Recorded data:
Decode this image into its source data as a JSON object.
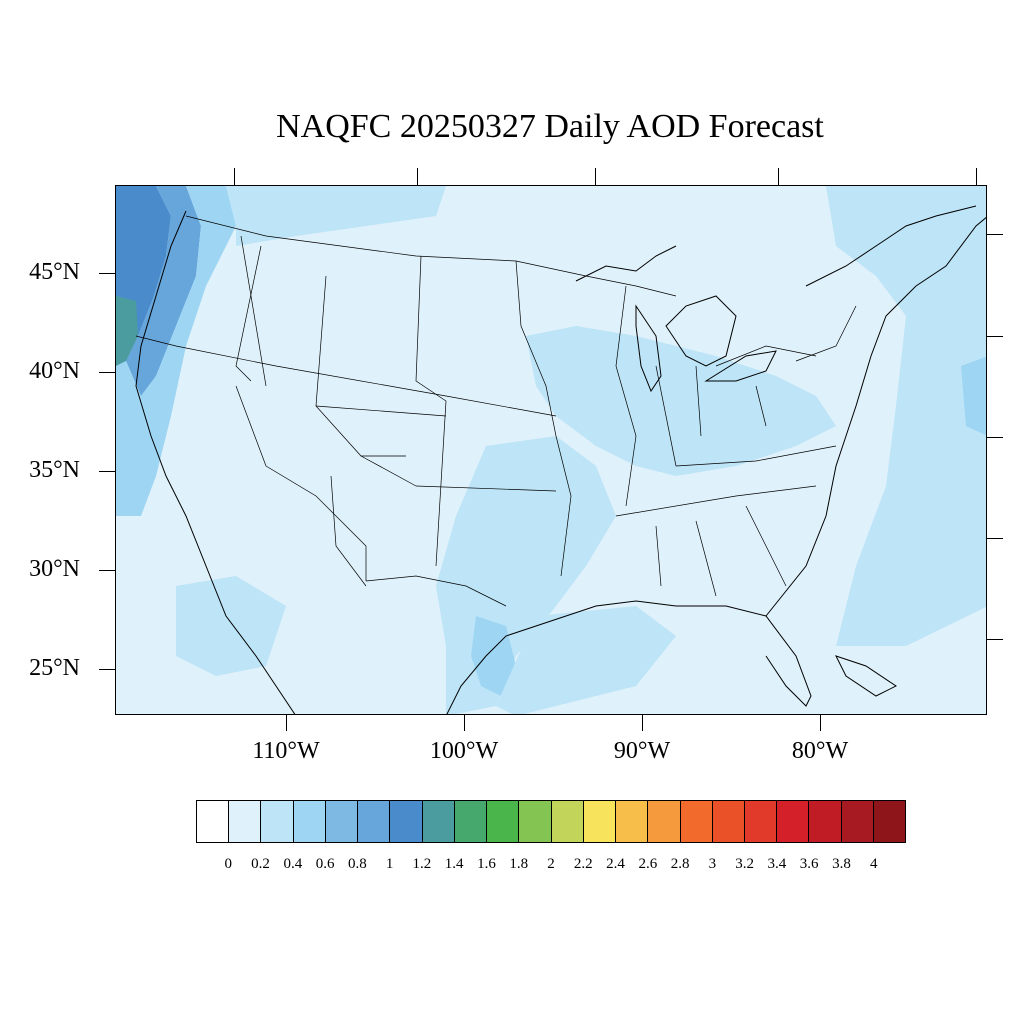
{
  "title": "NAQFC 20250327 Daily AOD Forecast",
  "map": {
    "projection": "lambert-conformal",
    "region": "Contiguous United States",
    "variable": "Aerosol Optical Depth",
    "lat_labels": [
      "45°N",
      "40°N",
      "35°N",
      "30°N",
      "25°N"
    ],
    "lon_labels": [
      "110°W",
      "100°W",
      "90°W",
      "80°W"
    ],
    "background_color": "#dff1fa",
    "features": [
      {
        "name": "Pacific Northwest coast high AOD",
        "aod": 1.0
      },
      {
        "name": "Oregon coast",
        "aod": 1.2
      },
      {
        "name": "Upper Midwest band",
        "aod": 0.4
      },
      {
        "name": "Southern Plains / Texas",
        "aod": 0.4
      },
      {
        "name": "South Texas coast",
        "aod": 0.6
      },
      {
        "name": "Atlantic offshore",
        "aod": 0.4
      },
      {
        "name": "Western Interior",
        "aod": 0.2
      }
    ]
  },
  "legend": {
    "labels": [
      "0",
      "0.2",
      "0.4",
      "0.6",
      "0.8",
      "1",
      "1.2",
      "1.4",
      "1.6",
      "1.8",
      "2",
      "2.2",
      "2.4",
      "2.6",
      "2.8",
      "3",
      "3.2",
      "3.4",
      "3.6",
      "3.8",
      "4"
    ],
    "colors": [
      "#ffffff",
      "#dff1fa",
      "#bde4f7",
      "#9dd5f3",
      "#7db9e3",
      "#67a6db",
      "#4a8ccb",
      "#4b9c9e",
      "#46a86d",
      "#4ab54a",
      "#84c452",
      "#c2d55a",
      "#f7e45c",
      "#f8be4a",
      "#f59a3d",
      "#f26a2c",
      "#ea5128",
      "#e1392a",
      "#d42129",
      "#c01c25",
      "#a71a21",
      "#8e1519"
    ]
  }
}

■ **Task requirements**:
Find each line that has the word "coast", then copy it out.

■ **Answer to this task**:
        "name": "Pacific Northwest coast high AOD",
        "name": "Oregon coast",
        "name": "South Texas coast",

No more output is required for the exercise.